## EXERCISE
Print the text on speaker size settings and subwoofer placement word for word, from start to finish.
━━━ TEXT BLOCK
As a test, I listened to some music in 2-channel mode. While listening, I switched the speaker configuration from Large to Small. Each time I change it, I hear a noticeable difference in the sound. With Large, I hear a fuller, richer sound. With Small, it sounds "thinner", for the lack of a better term. I feel like something's missing in Small mode. Perhaps some mid-range? Perhaps some bass? In Large mode, does the bass signal go to the speaker AND the subwoofer?

So far I think I prefer the settings on Large, even though my brain tells me that the above advice makes perfect sense. My speakers (Polk RT-10's) have a range from 30hz-25khz so I know that it can reasonably produce bass, so setting them to Large seems perfectly reasonable. My Center is a Polk Csi3. It can't reproduce the same low frequency as the RT-10's so setting the center to Small makes sense, despite the fact that the receiver automatically sets it to large.

I think more experimentation is necessary.
Where is the sub located within the room and is it at the best position to give good bass response with respect to the Main Listening Position (MLP)? If you haven't done so, carry out the simple sub crawl test as shown in Axiom Audio's youtube video below.
━━━━━━
━━━ ENTRIES SHOWN
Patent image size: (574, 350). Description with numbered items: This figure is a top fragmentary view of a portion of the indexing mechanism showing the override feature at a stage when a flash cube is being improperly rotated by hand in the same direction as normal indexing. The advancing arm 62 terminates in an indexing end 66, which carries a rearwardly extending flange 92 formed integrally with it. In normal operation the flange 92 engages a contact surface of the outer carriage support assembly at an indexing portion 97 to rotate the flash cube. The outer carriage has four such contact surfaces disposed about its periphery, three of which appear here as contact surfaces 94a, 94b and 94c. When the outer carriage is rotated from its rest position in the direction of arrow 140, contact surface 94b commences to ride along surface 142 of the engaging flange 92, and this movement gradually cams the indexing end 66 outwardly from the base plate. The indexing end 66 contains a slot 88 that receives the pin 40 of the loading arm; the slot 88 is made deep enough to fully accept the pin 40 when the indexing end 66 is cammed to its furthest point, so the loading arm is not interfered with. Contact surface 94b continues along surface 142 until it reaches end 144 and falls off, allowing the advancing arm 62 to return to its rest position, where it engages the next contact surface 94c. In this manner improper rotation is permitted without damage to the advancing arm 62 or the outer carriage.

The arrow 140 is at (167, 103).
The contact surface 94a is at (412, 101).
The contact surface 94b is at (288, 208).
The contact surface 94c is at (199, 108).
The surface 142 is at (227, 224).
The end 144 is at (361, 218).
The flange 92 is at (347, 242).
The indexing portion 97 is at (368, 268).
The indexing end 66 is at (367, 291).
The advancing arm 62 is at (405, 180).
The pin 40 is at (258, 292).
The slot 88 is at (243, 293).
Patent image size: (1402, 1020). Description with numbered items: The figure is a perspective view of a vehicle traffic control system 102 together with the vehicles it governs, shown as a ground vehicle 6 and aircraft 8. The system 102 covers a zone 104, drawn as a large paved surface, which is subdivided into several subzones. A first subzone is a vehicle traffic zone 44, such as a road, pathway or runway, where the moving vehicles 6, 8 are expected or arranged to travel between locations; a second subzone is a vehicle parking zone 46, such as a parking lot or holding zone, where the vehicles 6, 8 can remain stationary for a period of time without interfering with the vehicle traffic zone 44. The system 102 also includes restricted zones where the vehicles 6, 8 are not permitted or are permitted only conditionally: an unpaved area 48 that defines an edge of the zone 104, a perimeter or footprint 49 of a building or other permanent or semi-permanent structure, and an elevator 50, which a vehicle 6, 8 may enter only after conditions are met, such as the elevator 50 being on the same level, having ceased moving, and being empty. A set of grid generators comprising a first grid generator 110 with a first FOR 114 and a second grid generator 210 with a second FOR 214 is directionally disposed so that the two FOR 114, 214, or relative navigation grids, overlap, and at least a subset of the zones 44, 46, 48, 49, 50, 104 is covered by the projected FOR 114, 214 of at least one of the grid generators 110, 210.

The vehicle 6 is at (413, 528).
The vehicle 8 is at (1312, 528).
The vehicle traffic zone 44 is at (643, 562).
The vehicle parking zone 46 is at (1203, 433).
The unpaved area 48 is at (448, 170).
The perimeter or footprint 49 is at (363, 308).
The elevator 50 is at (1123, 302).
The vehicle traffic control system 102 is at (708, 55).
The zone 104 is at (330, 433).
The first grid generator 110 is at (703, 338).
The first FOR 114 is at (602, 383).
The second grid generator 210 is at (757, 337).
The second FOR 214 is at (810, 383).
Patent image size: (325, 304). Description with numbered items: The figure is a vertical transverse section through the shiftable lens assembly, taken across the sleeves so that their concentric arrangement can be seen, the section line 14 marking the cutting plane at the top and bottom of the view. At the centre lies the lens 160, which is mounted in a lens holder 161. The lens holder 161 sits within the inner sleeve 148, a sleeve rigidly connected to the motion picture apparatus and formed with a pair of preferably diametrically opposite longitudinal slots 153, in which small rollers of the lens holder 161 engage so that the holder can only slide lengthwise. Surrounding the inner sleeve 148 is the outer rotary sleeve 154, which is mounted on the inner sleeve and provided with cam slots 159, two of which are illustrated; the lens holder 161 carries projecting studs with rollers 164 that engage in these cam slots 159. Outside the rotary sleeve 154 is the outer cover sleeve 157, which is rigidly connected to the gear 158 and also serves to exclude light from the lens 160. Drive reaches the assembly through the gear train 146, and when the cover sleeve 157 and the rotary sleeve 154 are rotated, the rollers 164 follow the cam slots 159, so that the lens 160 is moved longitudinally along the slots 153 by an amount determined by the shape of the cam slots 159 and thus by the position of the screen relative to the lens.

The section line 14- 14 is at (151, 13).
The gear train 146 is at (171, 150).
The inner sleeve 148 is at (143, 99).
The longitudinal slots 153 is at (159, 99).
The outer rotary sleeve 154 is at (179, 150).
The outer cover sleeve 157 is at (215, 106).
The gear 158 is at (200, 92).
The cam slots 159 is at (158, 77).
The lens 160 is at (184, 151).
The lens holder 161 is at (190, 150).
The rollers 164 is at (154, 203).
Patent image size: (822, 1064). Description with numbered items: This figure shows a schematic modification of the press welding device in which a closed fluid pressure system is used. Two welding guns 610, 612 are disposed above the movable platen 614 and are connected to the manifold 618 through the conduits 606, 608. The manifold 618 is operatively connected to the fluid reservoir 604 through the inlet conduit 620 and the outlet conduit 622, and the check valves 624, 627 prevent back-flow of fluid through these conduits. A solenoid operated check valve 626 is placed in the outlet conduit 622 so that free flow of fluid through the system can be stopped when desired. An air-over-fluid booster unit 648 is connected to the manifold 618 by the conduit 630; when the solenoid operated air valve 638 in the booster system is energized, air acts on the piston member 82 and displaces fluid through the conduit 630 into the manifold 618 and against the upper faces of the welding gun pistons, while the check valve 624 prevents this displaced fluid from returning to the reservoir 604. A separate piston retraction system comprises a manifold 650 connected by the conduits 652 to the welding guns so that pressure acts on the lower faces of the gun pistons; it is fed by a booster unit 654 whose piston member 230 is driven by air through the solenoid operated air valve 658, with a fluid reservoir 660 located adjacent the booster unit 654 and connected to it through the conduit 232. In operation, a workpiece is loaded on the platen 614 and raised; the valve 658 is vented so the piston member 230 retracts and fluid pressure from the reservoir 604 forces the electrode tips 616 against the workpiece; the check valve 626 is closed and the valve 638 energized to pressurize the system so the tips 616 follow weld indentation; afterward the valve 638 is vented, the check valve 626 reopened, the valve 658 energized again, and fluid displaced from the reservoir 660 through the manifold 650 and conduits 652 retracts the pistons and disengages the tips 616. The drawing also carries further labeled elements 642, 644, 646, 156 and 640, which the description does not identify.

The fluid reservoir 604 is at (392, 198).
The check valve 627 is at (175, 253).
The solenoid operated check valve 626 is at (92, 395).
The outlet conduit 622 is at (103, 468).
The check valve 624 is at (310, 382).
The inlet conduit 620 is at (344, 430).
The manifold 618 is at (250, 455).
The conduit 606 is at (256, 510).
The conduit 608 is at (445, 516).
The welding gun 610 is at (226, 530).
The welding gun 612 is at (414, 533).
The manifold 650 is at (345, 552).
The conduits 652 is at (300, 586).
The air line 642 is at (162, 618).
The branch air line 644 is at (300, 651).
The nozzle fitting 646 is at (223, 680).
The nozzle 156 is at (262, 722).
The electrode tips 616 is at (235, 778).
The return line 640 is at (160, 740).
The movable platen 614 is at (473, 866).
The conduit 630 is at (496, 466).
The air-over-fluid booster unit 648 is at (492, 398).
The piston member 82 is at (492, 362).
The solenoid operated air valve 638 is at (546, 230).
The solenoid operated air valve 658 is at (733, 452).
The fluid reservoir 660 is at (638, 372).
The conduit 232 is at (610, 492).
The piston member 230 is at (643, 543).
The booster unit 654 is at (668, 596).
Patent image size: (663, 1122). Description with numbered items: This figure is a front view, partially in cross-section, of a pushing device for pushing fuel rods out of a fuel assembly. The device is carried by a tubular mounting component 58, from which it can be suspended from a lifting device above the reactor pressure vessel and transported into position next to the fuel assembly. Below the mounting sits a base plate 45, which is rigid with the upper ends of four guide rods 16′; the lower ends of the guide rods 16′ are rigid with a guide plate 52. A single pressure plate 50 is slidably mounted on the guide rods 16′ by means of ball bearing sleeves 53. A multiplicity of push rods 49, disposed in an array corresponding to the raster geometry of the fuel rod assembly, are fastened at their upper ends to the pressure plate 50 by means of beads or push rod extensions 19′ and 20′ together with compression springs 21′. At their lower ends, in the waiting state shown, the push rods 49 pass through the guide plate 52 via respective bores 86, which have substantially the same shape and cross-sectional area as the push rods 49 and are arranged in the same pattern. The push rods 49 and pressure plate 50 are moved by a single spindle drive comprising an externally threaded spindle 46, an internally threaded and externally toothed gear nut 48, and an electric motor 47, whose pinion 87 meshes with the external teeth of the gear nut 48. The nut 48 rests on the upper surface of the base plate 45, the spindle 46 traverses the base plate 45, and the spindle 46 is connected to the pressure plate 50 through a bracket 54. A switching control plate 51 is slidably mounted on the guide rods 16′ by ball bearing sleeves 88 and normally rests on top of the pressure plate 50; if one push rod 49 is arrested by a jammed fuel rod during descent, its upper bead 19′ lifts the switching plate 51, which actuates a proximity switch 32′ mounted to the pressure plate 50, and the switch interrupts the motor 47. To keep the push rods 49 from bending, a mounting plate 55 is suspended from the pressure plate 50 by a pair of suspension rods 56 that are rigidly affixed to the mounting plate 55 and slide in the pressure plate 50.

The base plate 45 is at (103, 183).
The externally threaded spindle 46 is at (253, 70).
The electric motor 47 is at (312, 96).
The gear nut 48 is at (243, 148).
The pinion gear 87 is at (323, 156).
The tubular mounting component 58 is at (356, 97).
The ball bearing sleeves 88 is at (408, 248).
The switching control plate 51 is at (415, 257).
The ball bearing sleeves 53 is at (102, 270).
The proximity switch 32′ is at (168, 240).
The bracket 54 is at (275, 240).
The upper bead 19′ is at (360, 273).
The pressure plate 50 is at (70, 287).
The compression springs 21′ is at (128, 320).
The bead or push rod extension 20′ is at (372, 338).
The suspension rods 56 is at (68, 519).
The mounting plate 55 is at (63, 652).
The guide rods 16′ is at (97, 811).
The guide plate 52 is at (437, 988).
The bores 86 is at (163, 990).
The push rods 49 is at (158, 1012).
━━━━━━
## TASK SOLUTION
As a test, I listened to some music in 2-channel mode. While listening, I switched the speaker configuration from Large to Small. Each time I change it, I hear a noticeable difference in the sound. With Large, I hear a fuller, richer sound. With Small, it sounds "thinner", for the lack of a better term. I feel like something's missing in Small mode. Perhaps some mid-range? Perhaps some bass? In Large mode, does the bass signal go to the speaker AND the subwoofer?

So far I think I prefer the settings on Large, even though my brain tells me that the above advice makes perfect sense. My speakers (Polk RT-10's) have a range from 30hz-25khz so I know that it can reasonably produce bass, so setting them to Large seems perfectly reasonable. My Center is a Polk Csi3. It can't reproduce the same low frequency as the RT-10's so setting the center to Small makes sense, despite the fact that the receiver automatically sets it to large.

I think more experimentation is necessary.
Where is the sub located within the room and is it at the best position to give good bass response with respect to the Main Listening Position (MLP)? If you haven't done so, carry out the simple sub crawl test as shown in Axiom Audio's youtube video below.